- **Task**
Write out exactly, please, the lines from the one containing "What's the underlying" to the end of the material.

- **Record excerpts**
>> START

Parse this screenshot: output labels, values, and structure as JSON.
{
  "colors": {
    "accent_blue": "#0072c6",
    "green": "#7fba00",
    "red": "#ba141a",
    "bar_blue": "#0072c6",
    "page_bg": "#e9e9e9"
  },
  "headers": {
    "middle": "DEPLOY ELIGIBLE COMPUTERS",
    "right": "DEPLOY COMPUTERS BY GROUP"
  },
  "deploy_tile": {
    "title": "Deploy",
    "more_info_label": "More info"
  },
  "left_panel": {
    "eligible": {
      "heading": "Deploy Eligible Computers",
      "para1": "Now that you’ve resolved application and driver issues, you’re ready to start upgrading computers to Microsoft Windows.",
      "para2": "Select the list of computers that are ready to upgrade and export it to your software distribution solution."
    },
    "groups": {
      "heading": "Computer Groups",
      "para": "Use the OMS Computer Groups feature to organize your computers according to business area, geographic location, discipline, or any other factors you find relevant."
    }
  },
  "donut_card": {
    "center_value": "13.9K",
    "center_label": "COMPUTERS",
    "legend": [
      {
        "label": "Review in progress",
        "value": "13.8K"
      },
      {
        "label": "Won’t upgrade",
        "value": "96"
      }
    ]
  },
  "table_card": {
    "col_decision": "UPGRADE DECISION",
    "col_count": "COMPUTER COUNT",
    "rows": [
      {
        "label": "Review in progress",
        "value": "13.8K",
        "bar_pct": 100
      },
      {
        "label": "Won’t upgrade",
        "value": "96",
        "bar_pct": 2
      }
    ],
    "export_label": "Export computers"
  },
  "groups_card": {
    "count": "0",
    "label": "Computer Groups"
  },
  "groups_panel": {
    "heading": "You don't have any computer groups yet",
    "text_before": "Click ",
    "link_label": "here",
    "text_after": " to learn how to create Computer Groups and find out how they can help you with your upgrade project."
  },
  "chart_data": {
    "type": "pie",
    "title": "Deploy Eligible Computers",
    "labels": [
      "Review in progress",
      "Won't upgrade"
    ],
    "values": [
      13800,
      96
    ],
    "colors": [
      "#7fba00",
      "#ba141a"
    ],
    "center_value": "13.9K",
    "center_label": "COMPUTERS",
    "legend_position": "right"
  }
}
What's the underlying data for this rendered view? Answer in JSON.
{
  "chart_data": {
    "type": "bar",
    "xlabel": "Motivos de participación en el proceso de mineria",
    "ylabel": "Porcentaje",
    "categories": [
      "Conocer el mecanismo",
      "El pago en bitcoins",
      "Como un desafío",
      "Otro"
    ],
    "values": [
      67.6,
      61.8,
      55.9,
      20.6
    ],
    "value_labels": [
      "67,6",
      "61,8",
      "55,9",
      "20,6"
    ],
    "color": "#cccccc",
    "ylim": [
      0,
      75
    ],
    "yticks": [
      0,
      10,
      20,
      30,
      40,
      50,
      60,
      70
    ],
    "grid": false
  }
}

>> END

- **Problem solution**
What's the underlying data for this rendered view? Answer in JSON.
{
  "chart_data": {
    "type": "bar",
    "xlabel": "Motivos de participación en el proceso de mineria",
    "ylabel": "Porcentaje",
    "categories": [
      "Conocer el mecanismo",
      "El pago en bitcoins",
      "Como un desafío",
      "Otro"
    ],
    "values": [
      67.6,
      61.8,
      55.9,
      20.6
    ],
    "value_labels": [
      "67,6",
      "61,8",
      "55,9",
      "20,6"
    ],
    "color": "#cccccc",
    "ylim": [
      0,
      75
    ],
    "yticks": [
      0,
      10,
      20,
      30,
      40,
      50,
      60,
      70
    ],
    "grid": false
  }
}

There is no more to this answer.